Stored data:
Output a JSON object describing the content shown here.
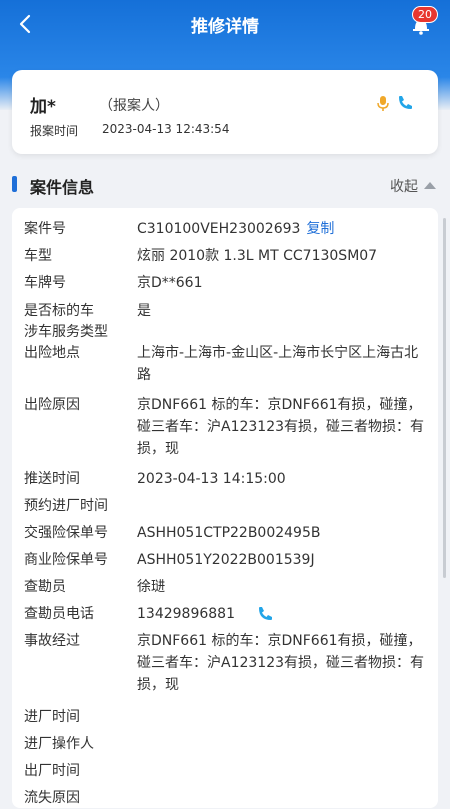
{
  "header": {
    "title": "推修详情",
    "badge_count": "20"
  },
  "reporter": {
    "name": "加*",
    "role": "（报案人）",
    "time_label": "报案时间",
    "time": "2023-04-13 12:43:54"
  },
  "section": {
    "title": "案件信息",
    "collapse_label": "收起"
  },
  "fields": {
    "case_no": {
      "label": "案件号",
      "value": "C310100VEH23002693",
      "copy": "复制"
    },
    "car_model": {
      "label": "车型",
      "value": "炫丽 2010款 1.3L MT CC7130SM07"
    },
    "plate": {
      "label": "车牌号",
      "value": "京D**661"
    },
    "is_target": {
      "label": "是否标的车",
      "value": "是"
    },
    "service_type": {
      "label": "涉车服务类型",
      "value": ""
    },
    "location": {
      "label": "出险地点",
      "value": "上海市-上海市-金山区-上海市长宁区上海古北路"
    },
    "reason": {
      "label": "出险原因",
      "value": "京DNF661 标的车：京DNF661有损，碰撞，碰三者车：沪A123123有损，碰三者物损：有损，现"
    },
    "push_time": {
      "label": "推送时间",
      "value": "2023-04-13 14:15:00"
    },
    "appointment": {
      "label": "预约进厂时间",
      "value": ""
    },
    "compulsory_policy": {
      "label": "交强险保单号",
      "value": "ASHH051CTP22B002495B"
    },
    "commercial_policy": {
      "label": "商业险保单号",
      "value": "ASHH051Y2022B001539J"
    },
    "surveyor": {
      "label": "查勘员",
      "value": "徐琎"
    },
    "surveyor_phone": {
      "label": "查勘员电话",
      "value": "13429896881"
    },
    "accident": {
      "label": "事故经过",
      "value": "京DNF661 标的车：京DNF661有损，碰撞，碰三者车：沪A123123有损，碰三者物损：有损，现"
    },
    "enter_time": {
      "label": "进厂时间",
      "value": ""
    },
    "enter_operator": {
      "label": "进厂操作人",
      "value": ""
    },
    "exit_time": {
      "label": "出厂时间",
      "value": ""
    },
    "lost_reason": {
      "label": "流失原因",
      "value": ""
    }
  }
}
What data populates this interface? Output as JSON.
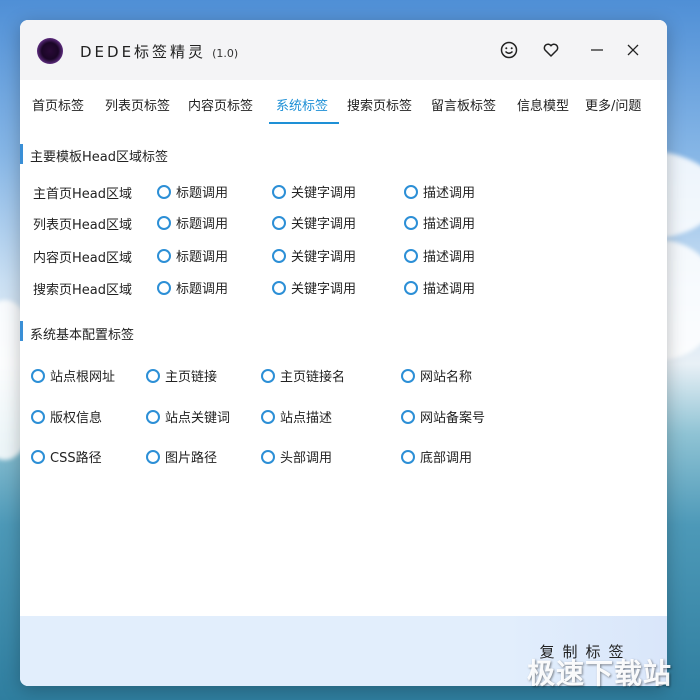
{
  "app": {
    "title": "DEDE标签精灵",
    "version": "(1.0)"
  },
  "titlebar_icons": [
    "smiley-icon",
    "heart-icon",
    "minimize-icon",
    "close-icon"
  ],
  "tabs": [
    {
      "label": "首页标签",
      "active": false
    },
    {
      "label": "列表页标签",
      "active": false
    },
    {
      "label": "内容页标签",
      "active": false
    },
    {
      "label": "系统标签",
      "active": true
    },
    {
      "label": "搜索页标签",
      "active": false
    },
    {
      "label": "留言板标签",
      "active": false
    },
    {
      "label": "信息模型",
      "active": false
    },
    {
      "label": "更多/问题",
      "active": false
    }
  ],
  "head_section": {
    "title": "主要模板Head区域标签",
    "rows": [
      {
        "label": "主首页Head区域",
        "options": [
          "标题调用",
          "关键字调用",
          "描述调用"
        ]
      },
      {
        "label": "列表页Head区域",
        "options": [
          "标题调用",
          "关键字调用",
          "描述调用"
        ]
      },
      {
        "label": "内容页Head区域",
        "options": [
          "标题调用",
          "关键字调用",
          "描述调用"
        ]
      },
      {
        "label": "搜索页Head区域",
        "options": [
          "标题调用",
          "关键字调用",
          "描述调用"
        ]
      }
    ]
  },
  "config_section": {
    "title": "系统基本配置标签",
    "rows": [
      [
        "站点根网址",
        "主页链接",
        "主页链接名",
        "网站名称"
      ],
      [
        "版权信息",
        "站点关键词",
        "站点描述",
        "网站备案号"
      ],
      [
        "CSS路径",
        "图片路径",
        "头部调用",
        "底部调用"
      ]
    ]
  },
  "footer": {
    "copy_button": "复制标签"
  },
  "watermark": "极速下载站",
  "colors": {
    "accent": "#1e90d6",
    "radio_border": "#2c8fd6",
    "footer_bg": "#e2eefc"
  }
}
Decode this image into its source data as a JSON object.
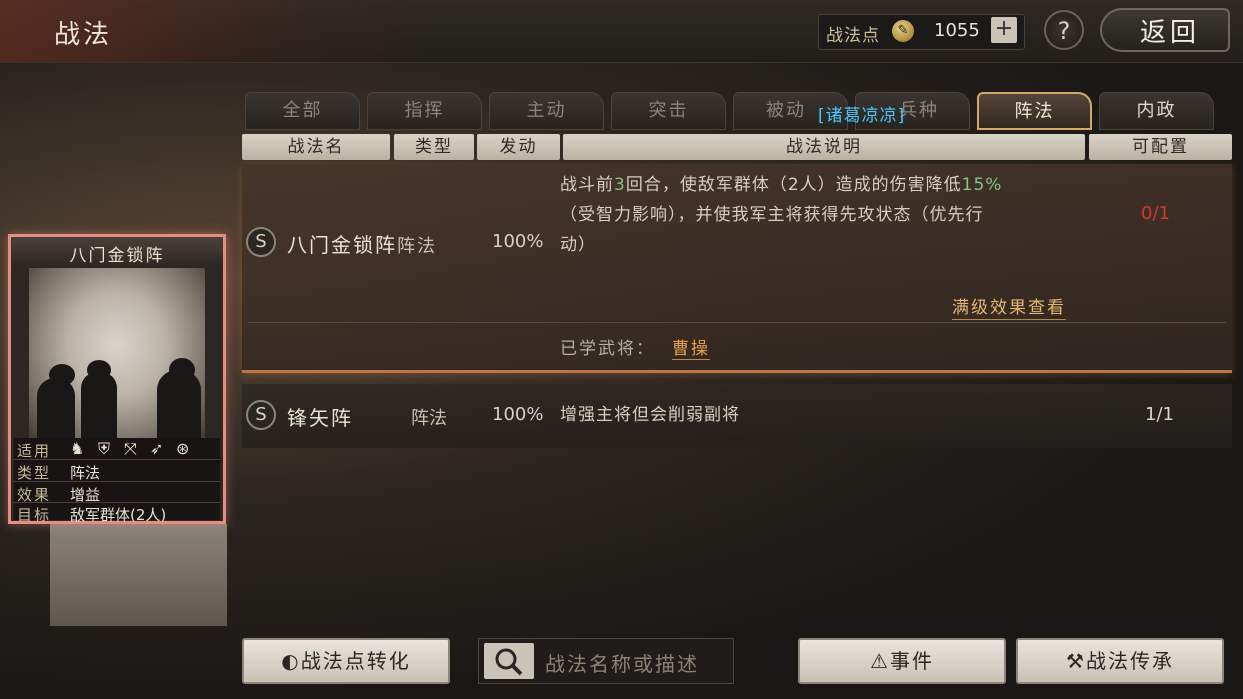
{
  "header": {
    "title": "战法",
    "points_label": "战法点",
    "points_value": "1055",
    "plus_label": "+",
    "help_label": "?",
    "back_label": "返回"
  },
  "tabs": [
    {
      "label": "全部"
    },
    {
      "label": "指挥"
    },
    {
      "label": "主动"
    },
    {
      "label": "突击"
    },
    {
      "label": "被动"
    },
    {
      "label": "兵种"
    },
    {
      "label": "阵法"
    },
    {
      "label": "内政"
    }
  ],
  "tooltip_tag": "[诸葛凉凉]",
  "columns": [
    "战法名",
    "类型",
    "发动",
    "战法说明",
    "可配置"
  ],
  "skills": [
    {
      "grade": "S",
      "name": "八门金锁阵",
      "type": "阵法",
      "rate": "100%",
      "desc_line1_a": "战斗前",
      "desc_line1_num": "3",
      "desc_line1_b": "回合，使敌军群体（2人）造成的伤害降低",
      "desc_line1_pct": "15%",
      "desc_line2": "（受智力影响），并使我军主将获得先攻状态（优先行",
      "desc_line3": "动）",
      "config": "0/1",
      "full_effect_link": "满级效果查看",
      "learned_label": "已学武将：",
      "learned_general": "曹操"
    },
    {
      "grade": "S",
      "name": "锋矢阵",
      "type": "阵法",
      "rate": "100%",
      "desc": "增强主将但会削弱副将",
      "config": "1/1"
    }
  ],
  "card": {
    "title": "八门金锁阵",
    "applicable_label": "适用",
    "troop_icons": [
      "cavalry-icon",
      "shield-icon",
      "bow-icon",
      "spear-icon",
      "wheel-icon"
    ],
    "type_label": "类型",
    "type_value": "阵法",
    "effect_label": "效果",
    "effect_value": "增益",
    "target_label": "目标",
    "target_value": "敌军群体(2人)"
  },
  "bottom": {
    "convert_label": "战法点转化",
    "search_placeholder": "战法名称或描述",
    "event_label": "事件",
    "inherit_label": "战法传承"
  },
  "colors": {
    "accent": "#d7a86b",
    "highlight": "#7fc68a",
    "warning": "#d23a2a",
    "link": "#e3b86f",
    "tag": "#4cc7ff"
  }
}
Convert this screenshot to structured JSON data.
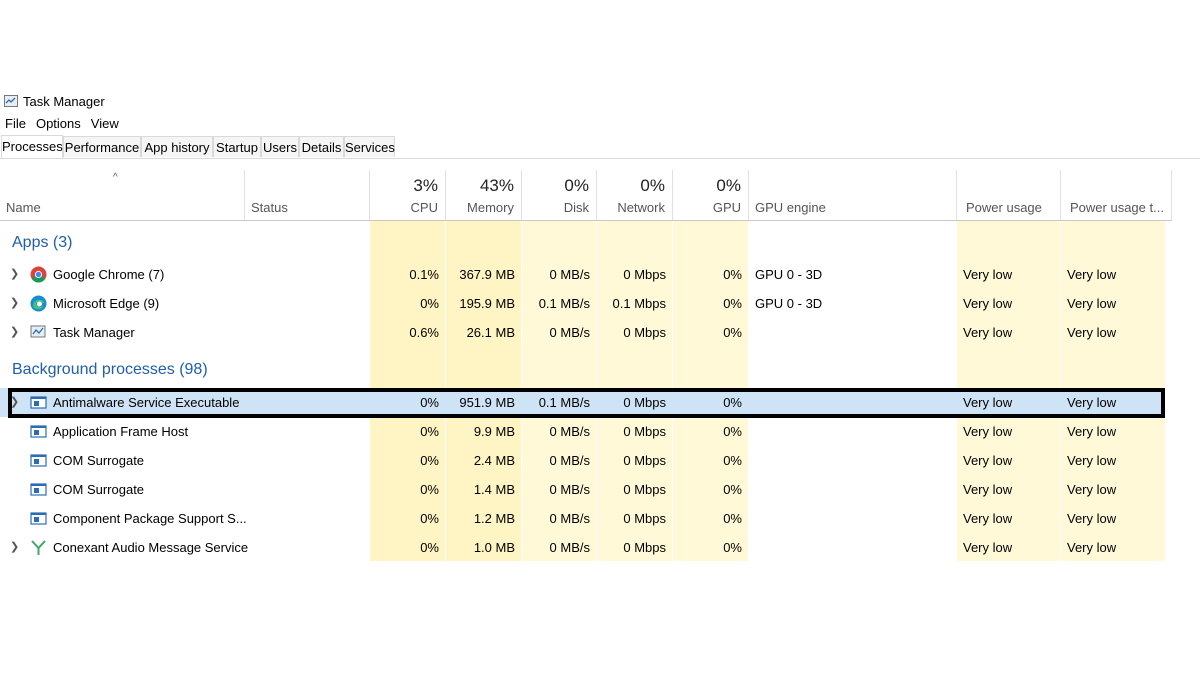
{
  "window": {
    "title": "Task Manager",
    "icon": "task-manager-icon"
  },
  "menu": [
    "File",
    "Options",
    "View"
  ],
  "tabs": [
    "Processes",
    "Performance",
    "App history",
    "Startup",
    "Users",
    "Details",
    "Services"
  ],
  "active_tab": "Processes",
  "columns": {
    "name": "Name",
    "status": "Status",
    "cpu": {
      "pct": "3%",
      "label": "CPU"
    },
    "memory": {
      "pct": "43%",
      "label": "Memory"
    },
    "disk": {
      "pct": "0%",
      "label": "Disk"
    },
    "network": {
      "pct": "0%",
      "label": "Network"
    },
    "gpu": {
      "pct": "0%",
      "label": "GPU"
    },
    "gpu_engine": "GPU engine",
    "power": "Power usage",
    "power_trend": "Power usage t..."
  },
  "groups": {
    "apps": "Apps (3)",
    "background": "Background processes (98)"
  },
  "apps": [
    {
      "name": "Google Chrome (7)",
      "icon": "chrome-icon",
      "expandable": true,
      "cpu": "0.1%",
      "memory": "367.9 MB",
      "disk": "0 MB/s",
      "network": "0 Mbps",
      "gpu": "0%",
      "gpu_engine": "GPU 0 - 3D",
      "power": "Very low",
      "power_trend": "Very low"
    },
    {
      "name": "Microsoft Edge (9)",
      "icon": "edge-icon",
      "expandable": true,
      "cpu": "0%",
      "memory": "195.9 MB",
      "disk": "0.1 MB/s",
      "network": "0.1 Mbps",
      "gpu": "0%",
      "gpu_engine": "GPU 0 - 3D",
      "power": "Very low",
      "power_trend": "Very low"
    },
    {
      "name": "Task Manager",
      "icon": "task-manager-icon",
      "expandable": true,
      "cpu": "0.6%",
      "memory": "26.1 MB",
      "disk": "0 MB/s",
      "network": "0 Mbps",
      "gpu": "0%",
      "gpu_engine": "",
      "power": "Very low",
      "power_trend": "Very low"
    }
  ],
  "background": [
    {
      "name": "Antimalware Service Executable",
      "icon": "service-window-icon",
      "expandable": true,
      "selected": true,
      "cpu": "0%",
      "memory": "951.9 MB",
      "disk": "0.1 MB/s",
      "network": "0 Mbps",
      "gpu": "0%",
      "gpu_engine": "",
      "power": "Very low",
      "power_trend": "Very low"
    },
    {
      "name": "Application Frame Host",
      "icon": "service-window-icon",
      "expandable": false,
      "cpu": "0%",
      "memory": "9.9 MB",
      "disk": "0 MB/s",
      "network": "0 Mbps",
      "gpu": "0%",
      "gpu_engine": "",
      "power": "Very low",
      "power_trend": "Very low"
    },
    {
      "name": "COM Surrogate",
      "icon": "service-window-icon",
      "expandable": false,
      "cpu": "0%",
      "memory": "2.4 MB",
      "disk": "0 MB/s",
      "network": "0 Mbps",
      "gpu": "0%",
      "gpu_engine": "",
      "power": "Very low",
      "power_trend": "Very low"
    },
    {
      "name": "COM Surrogate",
      "icon": "service-window-icon",
      "expandable": false,
      "cpu": "0%",
      "memory": "1.4 MB",
      "disk": "0 MB/s",
      "network": "0 Mbps",
      "gpu": "0%",
      "gpu_engine": "",
      "power": "Very low",
      "power_trend": "Very low"
    },
    {
      "name": "Component Package Support S...",
      "icon": "service-window-icon",
      "expandable": false,
      "cpu": "0%",
      "memory": "1.2 MB",
      "disk": "0 MB/s",
      "network": "0 Mbps",
      "gpu": "0%",
      "gpu_engine": "",
      "power": "Very low",
      "power_trend": "Very low"
    },
    {
      "name": "Conexant Audio Message Service",
      "icon": "conexant-icon",
      "expandable": true,
      "cpu": "0%",
      "memory": "1.0 MB",
      "disk": "0 MB/s",
      "network": "0 Mbps",
      "gpu": "0%",
      "gpu_engine": "",
      "power": "Very low",
      "power_trend": "Very low"
    }
  ],
  "colors": {
    "heat": "#fff4c4",
    "group_title": "#1f5fa8",
    "selection": "#cfe3f7",
    "highlight_border": "#000000"
  }
}
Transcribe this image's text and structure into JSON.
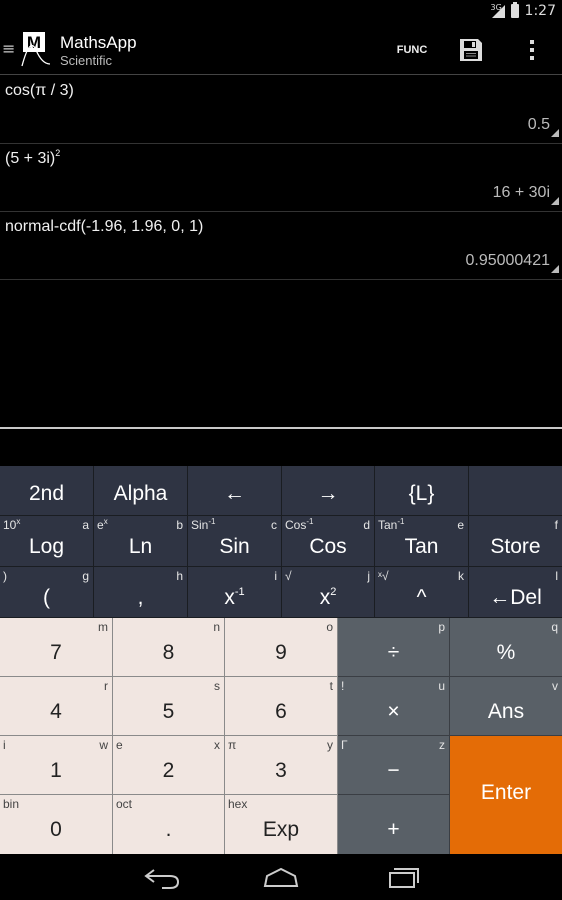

-- EXERCISE --
Copy each line that contains the word "Output".

-- SOLUTION FOR THIS TASK --
Output a JSON object describing the content shown here.
What data populates this interface? Output as JSON.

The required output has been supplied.